**DIRECTIONS FOR THIS TASK:**
Reproduce the data below line by line without alteration, omitting any pictures.

**WORKING DATA:**

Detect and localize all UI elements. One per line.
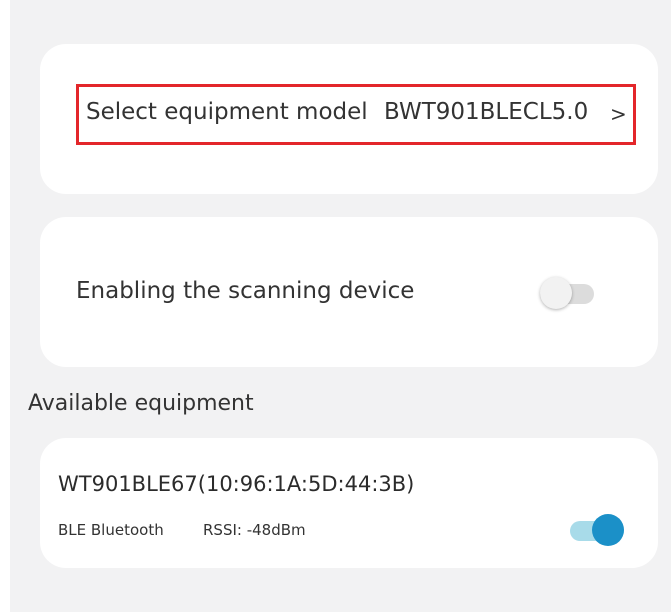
scan-toggle-knob <box>540 277 572 309</box>
device-type: BLE Bluetooth <box>58 521 164 539</box>
scan-card: Enabling the scanning device <box>40 217 658 367</box>
model-selector-label[interactable]: Select equipment model <box>86 99 368 125</box>
device-name: WT901BLE67(10:96:1A:5D:44:3B) <box>58 472 415 496</box>
model-card: Select equipment model BWT901BLECL5.0 > <box>40 44 658 194</box>
app-screen: Select equipment model BWT901BLECL5.0 > … <box>10 0 671 612</box>
scan-toggle[interactable] <box>540 276 594 310</box>
device-list-item[interactable]: WT901BLE67(10:96:1A:5D:44:3B) BLE Blueto… <box>40 438 658 568</box>
chevron-right-icon[interactable]: > <box>610 102 627 126</box>
device-connect-toggle[interactable] <box>570 513 624 547</box>
model-selector-value[interactable]: BWT901BLECL5.0 <box>384 99 588 125</box>
scan-toggle-label: Enabling the scanning device <box>76 278 415 304</box>
device-toggle-knob <box>592 514 624 546</box>
device-rssi: RSSI: -48dBm <box>203 521 306 539</box>
available-equipment-title: Available equipment <box>28 391 254 416</box>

**EXERCISE RESULT:**
Detect and localize all UI elements. One per line.
scan-toggle-knob <box>540 277 572 309</box>
device-type: BLE Bluetooth <box>58 521 164 539</box>
scan-card: Enabling the scanning device <box>40 217 658 367</box>
model-selector-label[interactable]: Select equipment model <box>86 99 368 125</box>
device-name: WT901BLE67(10:96:1A:5D:44:3B) <box>58 472 415 496</box>
model-card: Select equipment model BWT901BLECL5.0 > <box>40 44 658 194</box>
app-screen: Select equipment model BWT901BLECL5.0 > … <box>10 0 671 612</box>
scan-toggle[interactable] <box>540 276 594 310</box>
device-list-item[interactable]: WT901BLE67(10:96:1A:5D:44:3B) BLE Blueto… <box>40 438 658 568</box>
chevron-right-icon[interactable]: > <box>610 102 627 126</box>
device-connect-toggle[interactable] <box>570 513 624 547</box>
model-selector-value[interactable]: BWT901BLECL5.0 <box>384 99 588 125</box>
scan-toggle-label: Enabling the scanning device <box>76 278 415 304</box>
device-toggle-knob <box>592 514 624 546</box>
device-rssi: RSSI: -48dBm <box>203 521 306 539</box>
available-equipment-title: Available equipment <box>28 391 254 416</box>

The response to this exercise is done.